## Task item
Only an exact reprint of all the data is acceptable.

## Dataset records
>>>>>
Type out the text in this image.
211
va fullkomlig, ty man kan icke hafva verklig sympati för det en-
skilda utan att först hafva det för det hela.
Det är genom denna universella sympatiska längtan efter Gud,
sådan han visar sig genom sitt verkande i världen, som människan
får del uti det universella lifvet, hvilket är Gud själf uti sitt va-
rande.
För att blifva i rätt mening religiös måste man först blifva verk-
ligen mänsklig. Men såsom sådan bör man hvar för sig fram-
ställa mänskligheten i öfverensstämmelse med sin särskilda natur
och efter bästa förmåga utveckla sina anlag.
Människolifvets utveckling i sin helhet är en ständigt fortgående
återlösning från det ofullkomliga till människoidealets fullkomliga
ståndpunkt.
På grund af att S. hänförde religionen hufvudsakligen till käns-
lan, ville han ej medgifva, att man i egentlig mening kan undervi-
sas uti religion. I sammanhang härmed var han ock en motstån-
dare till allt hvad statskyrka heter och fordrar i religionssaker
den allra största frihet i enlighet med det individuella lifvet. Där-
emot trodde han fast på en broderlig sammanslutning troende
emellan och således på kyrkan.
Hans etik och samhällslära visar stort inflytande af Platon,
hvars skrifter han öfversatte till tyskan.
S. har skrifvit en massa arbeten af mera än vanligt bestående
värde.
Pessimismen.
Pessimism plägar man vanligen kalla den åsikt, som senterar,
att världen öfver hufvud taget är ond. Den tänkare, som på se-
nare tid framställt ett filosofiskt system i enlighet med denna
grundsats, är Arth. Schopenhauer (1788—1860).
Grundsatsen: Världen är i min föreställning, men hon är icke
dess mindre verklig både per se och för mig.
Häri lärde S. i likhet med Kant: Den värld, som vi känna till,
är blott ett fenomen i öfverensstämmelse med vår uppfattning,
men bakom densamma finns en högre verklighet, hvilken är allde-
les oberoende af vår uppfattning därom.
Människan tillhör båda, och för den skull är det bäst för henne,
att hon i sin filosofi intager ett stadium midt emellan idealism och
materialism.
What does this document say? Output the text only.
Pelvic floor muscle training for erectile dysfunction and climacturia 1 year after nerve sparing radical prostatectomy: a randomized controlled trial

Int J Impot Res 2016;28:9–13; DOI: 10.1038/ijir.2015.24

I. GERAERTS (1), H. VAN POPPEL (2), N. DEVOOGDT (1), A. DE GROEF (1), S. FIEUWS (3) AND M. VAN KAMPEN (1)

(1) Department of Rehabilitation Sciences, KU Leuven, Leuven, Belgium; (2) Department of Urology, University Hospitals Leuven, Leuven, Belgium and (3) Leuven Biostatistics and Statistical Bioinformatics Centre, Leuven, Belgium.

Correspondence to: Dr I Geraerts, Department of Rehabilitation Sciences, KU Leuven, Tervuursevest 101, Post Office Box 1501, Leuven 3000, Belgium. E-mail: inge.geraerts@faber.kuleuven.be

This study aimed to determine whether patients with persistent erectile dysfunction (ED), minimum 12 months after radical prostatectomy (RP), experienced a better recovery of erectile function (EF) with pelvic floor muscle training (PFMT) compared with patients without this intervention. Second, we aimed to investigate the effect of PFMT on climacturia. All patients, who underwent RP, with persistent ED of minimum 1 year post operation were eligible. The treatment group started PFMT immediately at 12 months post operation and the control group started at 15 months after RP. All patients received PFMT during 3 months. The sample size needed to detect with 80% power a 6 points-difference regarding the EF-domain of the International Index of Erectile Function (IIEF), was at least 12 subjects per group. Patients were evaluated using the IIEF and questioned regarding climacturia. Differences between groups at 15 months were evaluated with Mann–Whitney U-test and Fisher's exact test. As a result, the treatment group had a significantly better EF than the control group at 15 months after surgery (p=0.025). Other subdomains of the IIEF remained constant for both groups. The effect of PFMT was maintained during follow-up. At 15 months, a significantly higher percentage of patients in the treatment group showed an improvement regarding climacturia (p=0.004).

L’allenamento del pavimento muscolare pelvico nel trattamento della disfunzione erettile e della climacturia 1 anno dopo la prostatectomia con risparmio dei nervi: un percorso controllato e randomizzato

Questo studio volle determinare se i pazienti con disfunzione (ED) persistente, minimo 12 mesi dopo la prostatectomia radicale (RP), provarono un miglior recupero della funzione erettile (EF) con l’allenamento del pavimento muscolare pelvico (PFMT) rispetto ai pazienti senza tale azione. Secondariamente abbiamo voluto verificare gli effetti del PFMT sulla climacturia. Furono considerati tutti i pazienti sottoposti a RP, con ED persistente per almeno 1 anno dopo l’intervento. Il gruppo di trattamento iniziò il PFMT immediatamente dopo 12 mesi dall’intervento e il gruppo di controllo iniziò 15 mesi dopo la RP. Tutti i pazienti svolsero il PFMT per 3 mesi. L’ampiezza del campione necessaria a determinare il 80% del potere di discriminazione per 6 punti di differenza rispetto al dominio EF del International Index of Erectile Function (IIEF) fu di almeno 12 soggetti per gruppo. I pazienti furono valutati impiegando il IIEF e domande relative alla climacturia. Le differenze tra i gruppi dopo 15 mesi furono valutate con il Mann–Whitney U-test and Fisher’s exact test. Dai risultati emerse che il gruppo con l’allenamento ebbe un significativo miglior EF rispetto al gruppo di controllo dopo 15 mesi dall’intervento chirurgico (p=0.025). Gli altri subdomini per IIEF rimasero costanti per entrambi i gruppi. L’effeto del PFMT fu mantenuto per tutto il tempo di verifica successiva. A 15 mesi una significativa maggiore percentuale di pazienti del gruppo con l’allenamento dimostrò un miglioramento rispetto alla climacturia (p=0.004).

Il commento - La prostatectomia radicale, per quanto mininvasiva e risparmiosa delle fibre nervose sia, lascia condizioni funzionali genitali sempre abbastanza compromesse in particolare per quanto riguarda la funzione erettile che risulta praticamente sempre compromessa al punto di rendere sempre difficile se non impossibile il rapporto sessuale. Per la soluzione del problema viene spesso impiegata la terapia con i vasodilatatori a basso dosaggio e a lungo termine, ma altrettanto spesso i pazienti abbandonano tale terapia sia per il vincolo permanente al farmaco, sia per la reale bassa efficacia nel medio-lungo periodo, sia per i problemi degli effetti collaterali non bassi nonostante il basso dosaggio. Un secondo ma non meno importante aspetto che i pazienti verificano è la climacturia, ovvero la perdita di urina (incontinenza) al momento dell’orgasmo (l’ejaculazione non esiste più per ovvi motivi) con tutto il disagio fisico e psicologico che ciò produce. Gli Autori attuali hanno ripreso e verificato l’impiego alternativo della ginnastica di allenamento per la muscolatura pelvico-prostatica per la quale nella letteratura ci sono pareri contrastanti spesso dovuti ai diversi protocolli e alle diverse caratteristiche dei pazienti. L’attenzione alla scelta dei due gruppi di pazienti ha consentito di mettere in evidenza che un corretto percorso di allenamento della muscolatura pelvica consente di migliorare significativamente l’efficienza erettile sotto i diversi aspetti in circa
<<<<<
## Solution for this problem
Type out the text in this image.
211
va fullkomlig, ty man kan icke hafva verklig sympati för det en-
skilda utan att först hafva det för det hela.
Det är genom denna universella sympatiska längtan efter Gud,
sådan han visar sig genom sitt verkande i världen, som människan
får del uti det universella lifvet, hvilket är Gud själf uti sitt va-
rande.
För att blifva i rätt mening religiös måste man först blifva verk-
ligen mänsklig. Men såsom sådan bör man hvar för sig fram-
ställa mänskligheten i öfverensstämmelse med sin särskilda natur
och efter bästa förmåga utveckla sina anlag.
Människolifvets utveckling i sin helhet är en ständigt fortgående
återlösning från det ofullkomliga till människoidealets fullkomliga
ståndpunkt.
På grund af att S. hänförde religionen hufvudsakligen till käns-
lan, ville han ej medgifva, att man i egentlig mening kan undervi-
sas uti religion. I sammanhang härmed var han ock en motstån-
dare till allt hvad statskyrka heter och fordrar i religionssaker
den allra största frihet i enlighet med det individuella lifvet. Där-
emot trodde han fast på en broderlig sammanslutning troende
emellan och således på kyrkan.
Hans etik och samhällslära visar stort inflytande af Platon,
hvars skrifter han öfversatte till tyskan.
S. har skrifvit en massa arbeten af mera än vanligt bestående
värde.
Pessimismen.
Pessimism plägar man vanligen kalla den åsikt, som senterar,
att världen öfver hufvud taget är ond. Den tänkare, som på se-
nare tid framställt ett filosofiskt system i enlighet med denna
grundsats, är Arth. Schopenhauer (1788—1860).
Grundsatsen: Världen är i min föreställning, men hon är icke
dess mindre verklig både per se och för mig.
Häri lärde S. i likhet med Kant: Den värld, som vi känna till,
är blott ett fenomen i öfverensstämmelse med vår uppfattning,
men bakom densamma finns en högre verklighet, hvilken är allde-
les oberoende af vår uppfattning därom.
Människan tillhör båda, och för den skull är det bäst för henne,
att hon i sin filosofi intager ett stadium midt emellan idealism och
materialism.
What does this document say? Output the text only.
Pelvic floor muscle training for erectile dysfunction and climacturia 1 year after nerve sparing radical prostatectomy: a randomized controlled trial

Int J Impot Res 2016;28:9–13; DOI: 10.1038/ijir.2015.24

I. GERAERTS (1), H. VAN POPPEL (2), N. DEVOOGDT (1), A. DE GROEF (1), S. FIEUWS (3) AND M. VAN KAMPEN (1)

(1) Department of Rehabilitation Sciences, KU Leuven, Leuven, Belgium; (2) Department of Urology, University Hospitals Leuven, Leuven, Belgium and (3) Leuven Biostatistics and Statistical Bioinformatics Centre, Leuven, Belgium.

Correspondence to: Dr I Geraerts, Department of Rehabilitation Sciences, KU Leuven, Tervuursevest 101, Post Office Box 1501, Leuven 3000, Belgium. E-mail: inge.geraerts@faber.kuleuven.be

This study aimed to determine whether patients with persistent erectile dysfunction (ED), minimum 12 months after radical prostatectomy (RP), experienced a better recovery of erectile function (EF) with pelvic floor muscle training (PFMT) compared with patients without this intervention. Second, we aimed to investigate the effect of PFMT on climacturia. All patients, who underwent RP, with persistent ED of minimum 1 year post operation were eligible. The treatment group started PFMT immediately at 12 months post operation and the control group started at 15 months after RP. All patients received PFMT during 3 months. The sample size needed to detect with 80% power a 6 points-difference regarding the EF-domain of the International Index of Erectile Function (IIEF), was at least 12 subjects per group. Patients were evaluated using the IIEF and questioned regarding climacturia. Differences between groups at 15 months were evaluated with Mann–Whitney U-test and Fisher's exact test. As a result, the treatment group had a significantly better EF than the control group at 15 months after surgery (p=0.025). Other subdomains of the IIEF remained constant for both groups. The effect of PFMT was maintained during follow-up. At 15 months, a significantly higher percentage of patients in the treatment group showed an improvement regarding climacturia (p=0.004).

L’allenamento del pavimento muscolare pelvico nel trattamento della disfunzione erettile e della climacturia 1 anno dopo la prostatectomia con risparmio dei nervi: un percorso controllato e randomizzato

Questo studio volle determinare se i pazienti con disfunzione (ED) persistente, minimo 12 mesi dopo la prostatectomia radicale (RP), provarono un miglior recupero della funzione erettile (EF) con l’allenamento del pavimento muscolare pelvico (PFMT) rispetto ai pazienti senza tale azione. Secondariamente abbiamo voluto verificare gli effetti del PFMT sulla climacturia. Furono considerati tutti i pazienti sottoposti a RP, con ED persistente per almeno 1 anno dopo l’intervento. Il gruppo di trattamento iniziò il PFMT immediatamente dopo 12 mesi dall’intervento e il gruppo di controllo iniziò 15 mesi dopo la RP. Tutti i pazienti svolsero il PFMT per 3 mesi. L’ampiezza del campione necessaria a determinare il 80% del potere di discriminazione per 6 punti di differenza rispetto al dominio EF del International Index of Erectile Function (IIEF) fu di almeno 12 soggetti per gruppo. I pazienti furono valutati impiegando il IIEF e domande relative alla climacturia. Le differenze tra i gruppi dopo 15 mesi furono valutate con il Mann–Whitney U-test and Fisher’s exact test. Dai risultati emerse che il gruppo con l’allenamento ebbe un significativo miglior EF rispetto al gruppo di controllo dopo 15 mesi dall’intervento chirurgico (p=0.025). Gli altri subdomini per IIEF rimasero costanti per entrambi i gruppi. L’effeto del PFMT fu mantenuto per tutto il tempo di verifica successiva. A 15 mesi una significativa maggiore percentuale di pazienti del gruppo con l’allenamento dimostrò un miglioramento rispetto alla climacturia (p=0.004).

Il commento - La prostatectomia radicale, per quanto mininvasiva e risparmiosa delle fibre nervose sia, lascia condizioni funzionali genitali sempre abbastanza compromesse in particolare per quanto riguarda la funzione erettile che risulta praticamente sempre compromessa al punto di rendere sempre difficile se non impossibile il rapporto sessuale. Per la soluzione del problema viene spesso impiegata la terapia con i vasodilatatori a basso dosaggio e a lungo termine, ma altrettanto spesso i pazienti abbandonano tale terapia sia per il vincolo permanente al farmaco, sia per la reale bassa efficacia nel medio-lungo periodo, sia per i problemi degli effetti collaterali non bassi nonostante il basso dosaggio. Un secondo ma non meno importante aspetto che i pazienti verificano è la climacturia, ovvero la perdita di urina (incontinenza) al momento dell’orgasmo (l’ejaculazione non esiste più per ovvi motivi) con tutto il disagio fisico e psicologico che ciò produce. Gli Autori attuali hanno ripreso e verificato l’impiego alternativo della ginnastica di allenamento per la muscolatura pelvico-prostatica per la quale nella letteratura ci sono pareri contrastanti spesso dovuti ai diversi protocolli e alle diverse caratteristiche dei pazienti. L’attenzione alla scelta dei due gruppi di pazienti ha consentito di mettere in evidenza che un corretto percorso di allenamento della muscolatura pelvica consente di migliorare significativamente l’efficienza erettile sotto i diversi aspetti in circa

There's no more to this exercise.